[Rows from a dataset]
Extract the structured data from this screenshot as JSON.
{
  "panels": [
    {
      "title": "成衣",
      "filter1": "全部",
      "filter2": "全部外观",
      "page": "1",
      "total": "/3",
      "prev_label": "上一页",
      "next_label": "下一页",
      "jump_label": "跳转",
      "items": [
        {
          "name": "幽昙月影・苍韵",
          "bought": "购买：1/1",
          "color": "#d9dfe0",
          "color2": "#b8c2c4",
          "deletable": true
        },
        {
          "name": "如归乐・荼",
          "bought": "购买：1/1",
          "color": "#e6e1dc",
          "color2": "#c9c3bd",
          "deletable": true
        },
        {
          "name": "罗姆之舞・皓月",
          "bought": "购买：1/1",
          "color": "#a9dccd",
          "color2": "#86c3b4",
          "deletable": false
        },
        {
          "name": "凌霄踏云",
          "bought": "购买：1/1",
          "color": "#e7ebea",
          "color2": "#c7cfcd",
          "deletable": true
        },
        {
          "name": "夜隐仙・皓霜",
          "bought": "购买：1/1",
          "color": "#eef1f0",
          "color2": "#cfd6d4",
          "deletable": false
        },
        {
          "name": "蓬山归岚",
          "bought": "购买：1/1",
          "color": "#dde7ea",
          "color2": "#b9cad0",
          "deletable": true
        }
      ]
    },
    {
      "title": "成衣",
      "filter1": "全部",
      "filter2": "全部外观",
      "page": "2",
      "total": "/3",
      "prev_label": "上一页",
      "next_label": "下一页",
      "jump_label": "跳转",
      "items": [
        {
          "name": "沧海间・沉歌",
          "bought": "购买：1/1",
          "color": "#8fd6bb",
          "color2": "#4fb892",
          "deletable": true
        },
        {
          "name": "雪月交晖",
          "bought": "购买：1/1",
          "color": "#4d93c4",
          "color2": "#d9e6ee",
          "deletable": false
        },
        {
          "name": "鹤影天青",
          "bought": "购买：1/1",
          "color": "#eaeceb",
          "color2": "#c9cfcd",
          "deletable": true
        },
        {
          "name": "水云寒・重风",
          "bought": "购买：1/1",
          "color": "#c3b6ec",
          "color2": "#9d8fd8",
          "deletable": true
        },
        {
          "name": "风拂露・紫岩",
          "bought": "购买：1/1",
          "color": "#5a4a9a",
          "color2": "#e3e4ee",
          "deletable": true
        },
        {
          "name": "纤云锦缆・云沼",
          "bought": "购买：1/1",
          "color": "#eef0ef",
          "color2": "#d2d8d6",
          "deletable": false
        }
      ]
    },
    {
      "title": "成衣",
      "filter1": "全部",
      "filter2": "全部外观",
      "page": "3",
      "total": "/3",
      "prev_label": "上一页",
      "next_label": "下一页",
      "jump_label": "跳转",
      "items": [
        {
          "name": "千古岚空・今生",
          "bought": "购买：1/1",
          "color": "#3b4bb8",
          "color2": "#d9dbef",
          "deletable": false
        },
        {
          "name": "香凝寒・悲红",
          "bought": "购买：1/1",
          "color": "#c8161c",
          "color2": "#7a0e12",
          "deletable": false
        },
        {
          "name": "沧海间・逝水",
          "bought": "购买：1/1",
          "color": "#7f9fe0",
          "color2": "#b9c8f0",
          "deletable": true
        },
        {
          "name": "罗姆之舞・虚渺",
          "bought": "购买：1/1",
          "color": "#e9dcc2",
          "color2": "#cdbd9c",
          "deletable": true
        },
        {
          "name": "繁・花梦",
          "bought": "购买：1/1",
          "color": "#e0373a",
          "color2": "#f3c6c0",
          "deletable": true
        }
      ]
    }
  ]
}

--

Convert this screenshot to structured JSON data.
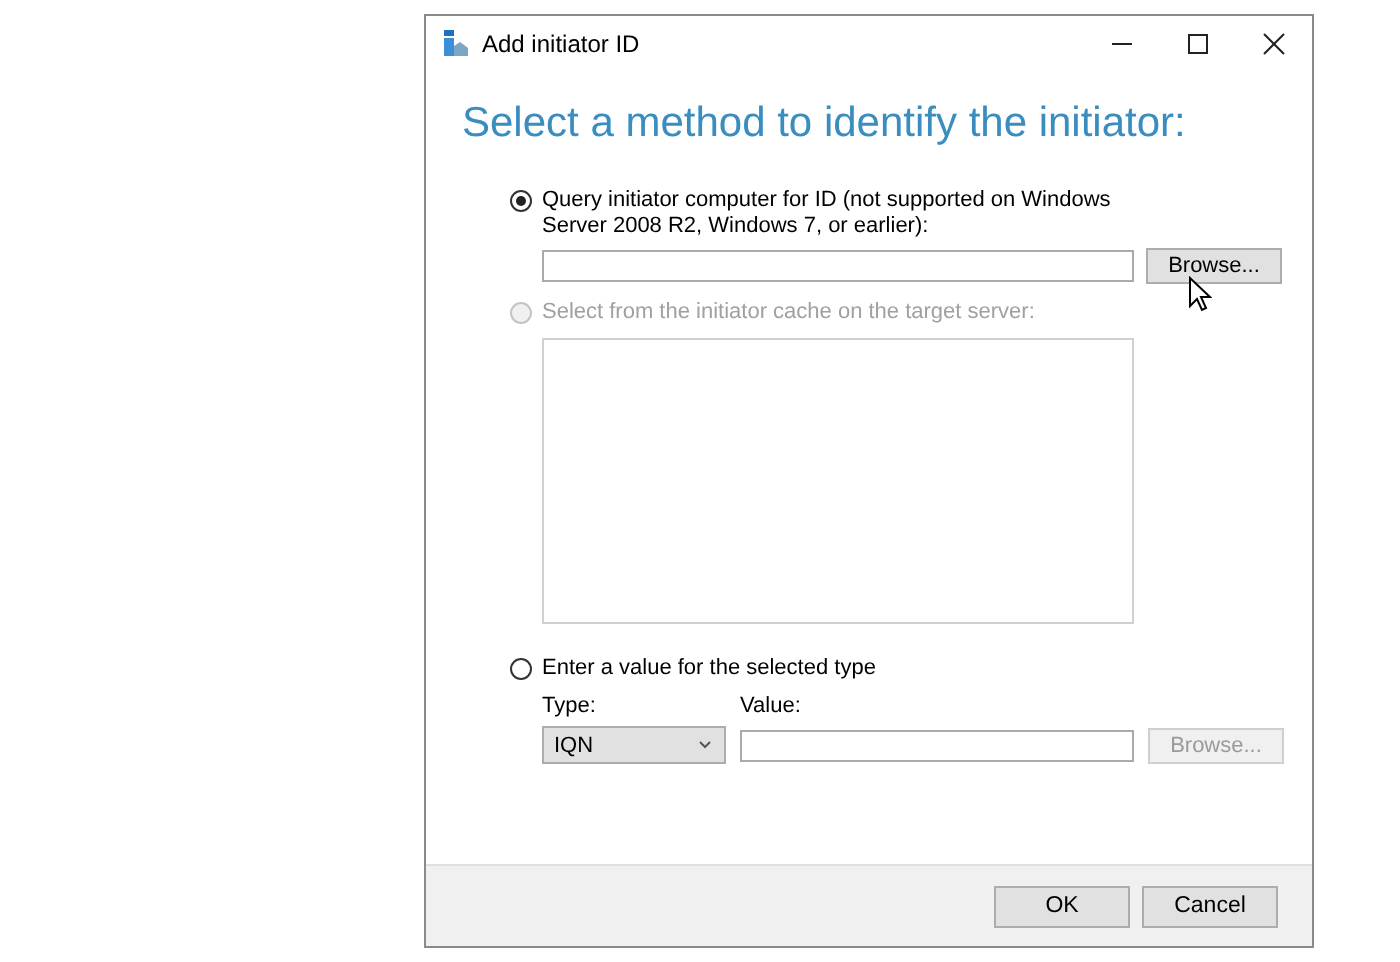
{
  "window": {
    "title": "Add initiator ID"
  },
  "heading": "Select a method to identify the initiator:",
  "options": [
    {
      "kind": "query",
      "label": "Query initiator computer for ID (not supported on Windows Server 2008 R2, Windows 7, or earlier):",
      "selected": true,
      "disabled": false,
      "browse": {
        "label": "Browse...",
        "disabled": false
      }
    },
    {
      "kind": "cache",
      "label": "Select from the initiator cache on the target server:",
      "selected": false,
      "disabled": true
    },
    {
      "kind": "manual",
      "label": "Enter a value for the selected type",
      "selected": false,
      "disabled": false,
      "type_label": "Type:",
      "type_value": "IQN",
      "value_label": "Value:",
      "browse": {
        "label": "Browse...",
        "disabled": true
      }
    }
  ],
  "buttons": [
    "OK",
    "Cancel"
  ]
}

### Prompt
Search the listing for the string "screenshot". Copy each line where it turns up.

### Finished task
Extract the structured data from this screenshot as JSON.
Convert this screenshot to structured JSON data.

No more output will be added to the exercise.